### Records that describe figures
———

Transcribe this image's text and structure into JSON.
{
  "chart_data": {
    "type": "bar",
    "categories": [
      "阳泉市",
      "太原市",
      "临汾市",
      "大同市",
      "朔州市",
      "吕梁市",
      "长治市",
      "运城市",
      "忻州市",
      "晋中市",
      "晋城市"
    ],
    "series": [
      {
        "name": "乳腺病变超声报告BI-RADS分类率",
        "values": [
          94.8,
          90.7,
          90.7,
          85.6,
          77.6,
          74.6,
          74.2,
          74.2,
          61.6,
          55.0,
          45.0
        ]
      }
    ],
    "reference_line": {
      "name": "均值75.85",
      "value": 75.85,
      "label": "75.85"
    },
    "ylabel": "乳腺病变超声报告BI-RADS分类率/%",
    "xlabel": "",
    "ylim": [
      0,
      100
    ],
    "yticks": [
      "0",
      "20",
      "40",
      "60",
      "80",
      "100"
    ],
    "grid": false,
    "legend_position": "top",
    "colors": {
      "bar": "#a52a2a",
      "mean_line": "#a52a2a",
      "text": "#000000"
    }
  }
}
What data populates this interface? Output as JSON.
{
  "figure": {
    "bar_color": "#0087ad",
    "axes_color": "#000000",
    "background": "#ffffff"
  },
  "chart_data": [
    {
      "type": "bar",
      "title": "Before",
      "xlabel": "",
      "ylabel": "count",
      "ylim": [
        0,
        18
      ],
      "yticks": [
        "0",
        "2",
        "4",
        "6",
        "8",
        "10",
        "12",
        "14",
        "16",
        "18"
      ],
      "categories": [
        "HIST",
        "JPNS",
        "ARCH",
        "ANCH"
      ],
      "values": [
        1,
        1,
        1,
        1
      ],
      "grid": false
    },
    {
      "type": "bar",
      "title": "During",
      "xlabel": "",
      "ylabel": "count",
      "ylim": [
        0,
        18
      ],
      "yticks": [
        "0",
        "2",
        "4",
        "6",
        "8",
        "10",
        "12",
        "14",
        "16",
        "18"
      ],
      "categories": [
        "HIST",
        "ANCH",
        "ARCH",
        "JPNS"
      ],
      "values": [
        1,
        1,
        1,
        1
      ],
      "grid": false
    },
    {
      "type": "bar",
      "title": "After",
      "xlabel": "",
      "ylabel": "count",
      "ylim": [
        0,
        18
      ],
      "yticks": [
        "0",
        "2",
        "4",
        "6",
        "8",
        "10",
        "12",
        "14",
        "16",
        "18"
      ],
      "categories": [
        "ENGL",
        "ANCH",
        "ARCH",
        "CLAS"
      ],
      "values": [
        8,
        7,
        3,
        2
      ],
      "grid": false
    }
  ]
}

———

### Task description
Look above for the line containing "What data populates", then transcribe it and all lines after it through the last, exactly and with nothing else.

### Output for this exercise
What data populates this interface? Output as JSON.
{
  "figure": {
    "bar_color": "#0087ad",
    "axes_color": "#000000",
    "background": "#ffffff"
  },
  "chart_data": [
    {
      "type": "bar",
      "title": "Before",
      "xlabel": "",
      "ylabel": "count",
      "ylim": [
        0,
        18
      ],
      "yticks": [
        "0",
        "2",
        "4",
        "6",
        "8",
        "10",
        "12",
        "14",
        "16",
        "18"
      ],
      "categories": [
        "HIST",
        "JPNS",
        "ARCH",
        "ANCH"
      ],
      "values": [
        1,
        1,
        1,
        1
      ],
      "grid": false
    },
    {
      "type": "bar",
      "title": "During",
      "xlabel": "",
      "ylabel": "count",
      "ylim": [
        0,
        18
      ],
      "yticks": [
        "0",
        "2",
        "4",
        "6",
        "8",
        "10",
        "12",
        "14",
        "16",
        "18"
      ],
      "categories": [
        "HIST",
        "ANCH",
        "ARCH",
        "JPNS"
      ],
      "values": [
        1,
        1,
        1,
        1
      ],
      "grid": false
    },
    {
      "type": "bar",
      "title": "After",
      "xlabel": "",
      "ylabel": "count",
      "ylim": [
        0,
        18
      ],
      "yticks": [
        "0",
        "2",
        "4",
        "6",
        "8",
        "10",
        "12",
        "14",
        "16",
        "18"
      ],
      "categories": [
        "ENGL",
        "ANCH",
        "ARCH",
        "CLAS"
      ],
      "values": [
        8,
        7,
        3,
        2
      ],
      "grid": false
    }
  ]
}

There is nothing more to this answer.